CHALLENGE >> Take the entries below and reproduce them word for word.

GIVEN RECORDS >>
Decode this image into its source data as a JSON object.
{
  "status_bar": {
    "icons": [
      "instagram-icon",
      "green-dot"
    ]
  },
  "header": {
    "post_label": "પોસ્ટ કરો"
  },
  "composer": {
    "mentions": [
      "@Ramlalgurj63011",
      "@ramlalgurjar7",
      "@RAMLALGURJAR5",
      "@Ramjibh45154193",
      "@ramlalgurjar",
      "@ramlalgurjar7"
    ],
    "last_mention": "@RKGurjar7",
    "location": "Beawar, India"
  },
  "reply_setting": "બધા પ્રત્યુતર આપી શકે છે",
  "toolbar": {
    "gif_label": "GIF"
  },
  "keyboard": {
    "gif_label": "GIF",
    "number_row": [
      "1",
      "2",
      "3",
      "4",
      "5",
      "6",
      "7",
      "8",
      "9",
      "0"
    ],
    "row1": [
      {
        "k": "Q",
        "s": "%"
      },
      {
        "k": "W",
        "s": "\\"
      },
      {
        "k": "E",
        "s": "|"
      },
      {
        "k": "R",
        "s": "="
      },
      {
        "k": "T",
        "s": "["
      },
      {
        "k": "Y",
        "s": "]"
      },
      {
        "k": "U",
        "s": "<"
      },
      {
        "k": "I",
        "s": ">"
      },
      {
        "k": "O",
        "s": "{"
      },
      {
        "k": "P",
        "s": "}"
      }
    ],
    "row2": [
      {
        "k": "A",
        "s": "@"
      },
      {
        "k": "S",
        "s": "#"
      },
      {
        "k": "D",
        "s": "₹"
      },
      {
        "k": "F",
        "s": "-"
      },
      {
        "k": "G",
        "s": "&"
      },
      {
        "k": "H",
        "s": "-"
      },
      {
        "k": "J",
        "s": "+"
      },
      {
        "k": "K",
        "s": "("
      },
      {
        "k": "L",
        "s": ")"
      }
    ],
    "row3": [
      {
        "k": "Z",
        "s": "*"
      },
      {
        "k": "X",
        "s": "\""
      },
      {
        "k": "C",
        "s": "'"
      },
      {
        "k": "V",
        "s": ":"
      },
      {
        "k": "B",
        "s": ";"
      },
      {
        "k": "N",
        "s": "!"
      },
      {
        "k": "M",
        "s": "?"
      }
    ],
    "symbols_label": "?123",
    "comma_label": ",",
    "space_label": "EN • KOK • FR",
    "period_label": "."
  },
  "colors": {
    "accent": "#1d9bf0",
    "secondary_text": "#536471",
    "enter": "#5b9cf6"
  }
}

TASK ANSWER >>
Decode this image into its source data as a JSON object.
{
  "status_bar": {
    "icons": [
      "instagram-icon",
      "green-dot"
    ]
  },
  "header": {
    "post_label": "પોસ્ટ કરો"
  },
  "composer": {
    "mentions": [
      "@Ramlalgurj63011",
      "@ramlalgurjar7",
      "@RAMLALGURJAR5",
      "@Ramjibh45154193",
      "@ramlalgurjar",
      "@ramlalgurjar7"
    ],
    "last_mention": "@RKGurjar7",
    "location": "Beawar, India"
  },
  "reply_setting": "બધા પ્રત્યુતર આપી શકે છે",
  "toolbar": {
    "gif_label": "GIF"
  },
  "keyboard": {
    "gif_label": "GIF",
    "number_row": [
      "1",
      "2",
      "3",
      "4",
      "5",
      "6",
      "7",
      "8",
      "9",
      "0"
    ],
    "row1": [
      {
        "k": "Q",
        "s": "%"
      },
      {
        "k": "W",
        "s": "\\"
      },
      {
        "k": "E",
        "s": "|"
      },
      {
        "k": "R",
        "s": "="
      },
      {
        "k": "T",
        "s": "["
      },
      {
        "k": "Y",
        "s": "]"
      },
      {
        "k": "U",
        "s": "<"
      },
      {
        "k": "I",
        "s": ">"
      },
      {
        "k": "O",
        "s": "{"
      },
      {
        "k": "P",
        "s": "}"
      }
    ],
    "row2": [
      {
        "k": "A",
        "s": "@"
      },
      {
        "k": "S",
        "s": "#"
      },
      {
        "k": "D",
        "s": "₹"
      },
      {
        "k": "F",
        "s": "-"
      },
      {
        "k": "G",
        "s": "&"
      },
      {
        "k": "H",
        "s": "-"
      },
      {
        "k": "J",
        "s": "+"
      },
      {
        "k": "K",
        "s": "("
      },
      {
        "k": "L",
        "s": ")"
      }
    ],
    "row3": [
      {
        "k": "Z",
        "s": "*"
      },
      {
        "k": "X",
        "s": "\""
      },
      {
        "k": "C",
        "s": "'"
      },
      {
        "k": "V",
        "s": ":"
      },
      {
        "k": "B",
        "s": ";"
      },
      {
        "k": "N",
        "s": "!"
      },
      {
        "k": "M",
        "s": "?"
      }
    ],
    "symbols_label": "?123",
    "comma_label": ",",
    "space_label": "EN • KOK • FR",
    "period_label": "."
  },
  "colors": {
    "accent": "#1d9bf0",
    "secondary_text": "#536471",
    "enter": "#5b9cf6"
  }
}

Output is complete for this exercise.